Data excerpts
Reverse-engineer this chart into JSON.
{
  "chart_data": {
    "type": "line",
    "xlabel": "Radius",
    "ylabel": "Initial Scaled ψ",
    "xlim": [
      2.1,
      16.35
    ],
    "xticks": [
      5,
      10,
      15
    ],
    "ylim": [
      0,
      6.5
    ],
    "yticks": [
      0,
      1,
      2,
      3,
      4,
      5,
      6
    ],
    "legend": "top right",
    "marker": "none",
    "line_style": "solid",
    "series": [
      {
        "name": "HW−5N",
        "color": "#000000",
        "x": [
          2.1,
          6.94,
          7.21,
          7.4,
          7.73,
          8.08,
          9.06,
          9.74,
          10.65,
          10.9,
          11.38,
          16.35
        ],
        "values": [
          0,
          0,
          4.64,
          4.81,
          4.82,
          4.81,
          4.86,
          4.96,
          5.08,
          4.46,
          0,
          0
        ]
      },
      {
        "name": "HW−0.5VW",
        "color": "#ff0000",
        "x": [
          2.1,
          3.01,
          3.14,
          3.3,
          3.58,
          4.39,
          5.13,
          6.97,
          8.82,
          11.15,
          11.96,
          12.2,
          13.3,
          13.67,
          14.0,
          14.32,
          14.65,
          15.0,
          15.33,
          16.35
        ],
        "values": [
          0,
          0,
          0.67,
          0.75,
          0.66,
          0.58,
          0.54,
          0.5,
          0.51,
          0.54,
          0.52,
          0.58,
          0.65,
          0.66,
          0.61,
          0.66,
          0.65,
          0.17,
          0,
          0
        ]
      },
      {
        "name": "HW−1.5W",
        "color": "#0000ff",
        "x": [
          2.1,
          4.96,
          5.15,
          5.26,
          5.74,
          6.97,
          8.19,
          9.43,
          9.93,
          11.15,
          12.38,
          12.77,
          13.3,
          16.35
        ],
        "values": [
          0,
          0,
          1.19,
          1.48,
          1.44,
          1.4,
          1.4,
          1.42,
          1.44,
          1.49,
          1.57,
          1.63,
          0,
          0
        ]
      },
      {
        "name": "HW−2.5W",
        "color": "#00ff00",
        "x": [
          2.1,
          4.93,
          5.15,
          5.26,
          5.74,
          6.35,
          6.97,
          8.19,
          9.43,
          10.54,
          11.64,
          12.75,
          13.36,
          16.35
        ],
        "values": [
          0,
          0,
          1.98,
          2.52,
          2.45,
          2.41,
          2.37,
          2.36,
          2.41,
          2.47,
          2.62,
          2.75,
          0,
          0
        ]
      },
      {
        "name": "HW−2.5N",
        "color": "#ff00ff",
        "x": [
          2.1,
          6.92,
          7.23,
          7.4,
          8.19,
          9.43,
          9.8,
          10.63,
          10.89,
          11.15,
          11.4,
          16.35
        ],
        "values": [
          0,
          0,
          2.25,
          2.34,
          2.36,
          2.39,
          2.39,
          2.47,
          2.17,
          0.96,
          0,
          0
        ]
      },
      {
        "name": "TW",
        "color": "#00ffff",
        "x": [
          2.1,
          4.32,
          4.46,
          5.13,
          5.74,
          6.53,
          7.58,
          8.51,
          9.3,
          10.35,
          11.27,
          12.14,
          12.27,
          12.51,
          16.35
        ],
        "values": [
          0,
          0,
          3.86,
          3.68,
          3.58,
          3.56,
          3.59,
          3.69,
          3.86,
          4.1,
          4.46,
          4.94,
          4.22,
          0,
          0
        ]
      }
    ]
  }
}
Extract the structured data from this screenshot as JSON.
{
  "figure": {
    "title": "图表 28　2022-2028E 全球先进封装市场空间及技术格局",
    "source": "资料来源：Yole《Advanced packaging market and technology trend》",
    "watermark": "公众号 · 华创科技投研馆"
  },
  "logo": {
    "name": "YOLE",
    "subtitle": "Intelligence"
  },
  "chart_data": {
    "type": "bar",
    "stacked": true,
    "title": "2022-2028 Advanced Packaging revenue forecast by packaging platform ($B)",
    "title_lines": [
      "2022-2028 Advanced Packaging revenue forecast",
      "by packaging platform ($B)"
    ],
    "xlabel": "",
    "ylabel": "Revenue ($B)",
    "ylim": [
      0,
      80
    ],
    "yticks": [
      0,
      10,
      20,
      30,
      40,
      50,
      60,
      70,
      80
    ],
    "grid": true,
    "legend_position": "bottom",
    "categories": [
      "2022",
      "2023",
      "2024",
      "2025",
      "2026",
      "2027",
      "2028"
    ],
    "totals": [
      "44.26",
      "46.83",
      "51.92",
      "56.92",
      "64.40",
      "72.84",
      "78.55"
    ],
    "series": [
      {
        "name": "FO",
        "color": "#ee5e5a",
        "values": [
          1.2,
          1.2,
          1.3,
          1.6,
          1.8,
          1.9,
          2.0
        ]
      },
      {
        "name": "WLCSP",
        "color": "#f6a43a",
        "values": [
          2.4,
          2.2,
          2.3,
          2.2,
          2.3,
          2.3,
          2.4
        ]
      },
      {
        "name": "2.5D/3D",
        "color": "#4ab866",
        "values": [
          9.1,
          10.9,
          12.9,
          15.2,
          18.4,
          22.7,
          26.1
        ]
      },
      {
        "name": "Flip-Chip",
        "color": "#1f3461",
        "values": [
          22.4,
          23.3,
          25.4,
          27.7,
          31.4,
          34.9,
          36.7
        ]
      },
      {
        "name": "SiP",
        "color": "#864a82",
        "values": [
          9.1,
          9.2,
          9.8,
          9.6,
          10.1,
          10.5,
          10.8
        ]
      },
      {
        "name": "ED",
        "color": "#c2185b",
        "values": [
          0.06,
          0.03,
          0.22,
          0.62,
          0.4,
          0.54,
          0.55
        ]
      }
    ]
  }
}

What is needed
Output every line above without altering anything.

Response for this exercise
Reverse-engineer this chart into JSON.
{
  "chart_data": {
    "type": "line",
    "xlabel": "Radius",
    "ylabel": "Initial Scaled ψ",
    "xlim": [
      2.1,
      16.35
    ],
    "xticks": [
      5,
      10,
      15
    ],
    "ylim": [
      0,
      6.5
    ],
    "yticks": [
      0,
      1,
      2,
      3,
      4,
      5,
      6
    ],
    "legend": "top right",
    "marker": "none",
    "line_style": "solid",
    "series": [
      {
        "name": "HW−5N",
        "color": "#000000",
        "x": [
          2.1,
          6.94,
          7.21,
          7.4,
          7.73,
          8.08,
          9.06,
          9.74,
          10.65,
          10.9,
          11.38,
          16.35
        ],
        "values": [
          0,
          0,
          4.64,
          4.81,
          4.82,
          4.81,
          4.86,
          4.96,
          5.08,
          4.46,
          0,
          0
        ]
      },
      {
        "name": "HW−0.5VW",
        "color": "#ff0000",
        "x": [
          2.1,
          3.01,
          3.14,
          3.3,
          3.58,
          4.39,
          5.13,
          6.97,
          8.82,
          11.15,
          11.96,
          12.2,
          13.3,
          13.67,
          14.0,
          14.32,
          14.65,
          15.0,
          15.33,
          16.35
        ],
        "values": [
          0,
          0,
          0.67,
          0.75,
          0.66,
          0.58,
          0.54,
          0.5,
          0.51,
          0.54,
          0.52,
          0.58,
          0.65,
          0.66,
          0.61,
          0.66,
          0.65,
          0.17,
          0,
          0
        ]
      },
      {
        "name": "HW−1.5W",
        "color": "#0000ff",
        "x": [
          2.1,
          4.96,
          5.15,
          5.26,
          5.74,
          6.97,
          8.19,
          9.43,
          9.93,
          11.15,
          12.38,
          12.77,
          13.3,
          16.35
        ],
        "values": [
          0,
          0,
          1.19,
          1.48,
          1.44,
          1.4,
          1.4,
          1.42,
          1.44,
          1.49,
          1.57,
          1.63,
          0,
          0
        ]
      },
      {
        "name": "HW−2.5W",
        "color": "#00ff00",
        "x": [
          2.1,
          4.93,
          5.15,
          5.26,
          5.74,
          6.35,
          6.97,
          8.19,
          9.43,
          10.54,
          11.64,
          12.75,
          13.36,
          16.35
        ],
        "values": [
          0,
          0,
          1.98,
          2.52,
          2.45,
          2.41,
          2.37,
          2.36,
          2.41,
          2.47,
          2.62,
          2.75,
          0,
          0
        ]
      },
      {
        "name": "HW−2.5N",
        "color": "#ff00ff",
        "x": [
          2.1,
          6.92,
          7.23,
          7.4,
          8.19,
          9.43,
          9.8,
          10.63,
          10.89,
          11.15,
          11.4,
          16.35
        ],
        "values": [
          0,
          0,
          2.25,
          2.34,
          2.36,
          2.39,
          2.39,
          2.47,
          2.17,
          0.96,
          0,
          0
        ]
      },
      {
        "name": "TW",
        "color": "#00ffff",
        "x": [
          2.1,
          4.32,
          4.46,
          5.13,
          5.74,
          6.53,
          7.58,
          8.51,
          9.3,
          10.35,
          11.27,
          12.14,
          12.27,
          12.51,
          16.35
        ],
        "values": [
          0,
          0,
          3.86,
          3.68,
          3.58,
          3.56,
          3.59,
          3.69,
          3.86,
          4.1,
          4.46,
          4.94,
          4.22,
          0,
          0
        ]
      }
    ]
  }
}
Extract the structured data from this screenshot as JSON.
{
  "figure": {
    "title": "图表 28　2022-2028E 全球先进封装市场空间及技术格局",
    "source": "资料来源：Yole《Advanced packaging market and technology trend》",
    "watermark": "公众号 · 华创科技投研馆"
  },
  "logo": {
    "name": "YOLE",
    "subtitle": "Intelligence"
  },
  "chart_data": {
    "type": "bar",
    "stacked": true,
    "title": "2022-2028 Advanced Packaging revenue forecast by packaging platform ($B)",
    "title_lines": [
      "2022-2028 Advanced Packaging revenue forecast",
      "by packaging platform ($B)"
    ],
    "xlabel": "",
    "ylabel": "Revenue ($B)",
    "ylim": [
      0,
      80
    ],
    "yticks": [
      0,
      10,
      20,
      30,
      40,
      50,
      60,
      70,
      80
    ],
    "grid": true,
    "legend_position": "bottom",
    "categories": [
      "2022",
      "2023",
      "2024",
      "2025",
      "2026",
      "2027",
      "2028"
    ],
    "totals": [
      "44.26",
      "46.83",
      "51.92",
      "56.92",
      "64.40",
      "72.84",
      "78.55"
    ],
    "series": [
      {
        "name": "FO",
        "color": "#ee5e5a",
        "values": [
          1.2,
          1.2,
          1.3,
          1.6,
          1.8,
          1.9,
          2.0
        ]
      },
      {
        "name": "WLCSP",
        "color": "#f6a43a",
        "values": [
          2.4,
          2.2,
          2.3,
          2.2,
          2.3,
          2.3,
          2.4
        ]
      },
      {
        "name": "2.5D/3D",
        "color": "#4ab866",
        "values": [
          9.1,
          10.9,
          12.9,
          15.2,
          18.4,
          22.7,
          26.1
        ]
      },
      {
        "name": "Flip-Chip",
        "color": "#1f3461",
        "values": [
          22.4,
          23.3,
          25.4,
          27.7,
          31.4,
          34.9,
          36.7
        ]
      },
      {
        "name": "SiP",
        "color": "#864a82",
        "values": [
          9.1,
          9.2,
          9.8,
          9.6,
          10.1,
          10.5,
          10.8
        ]
      },
      {
        "name": "ED",
        "color": "#c2185b",
        "values": [
          0.06,
          0.03,
          0.22,
          0.62,
          0.4,
          0.54,
          0.55
        ]
      }
    ]
  }
}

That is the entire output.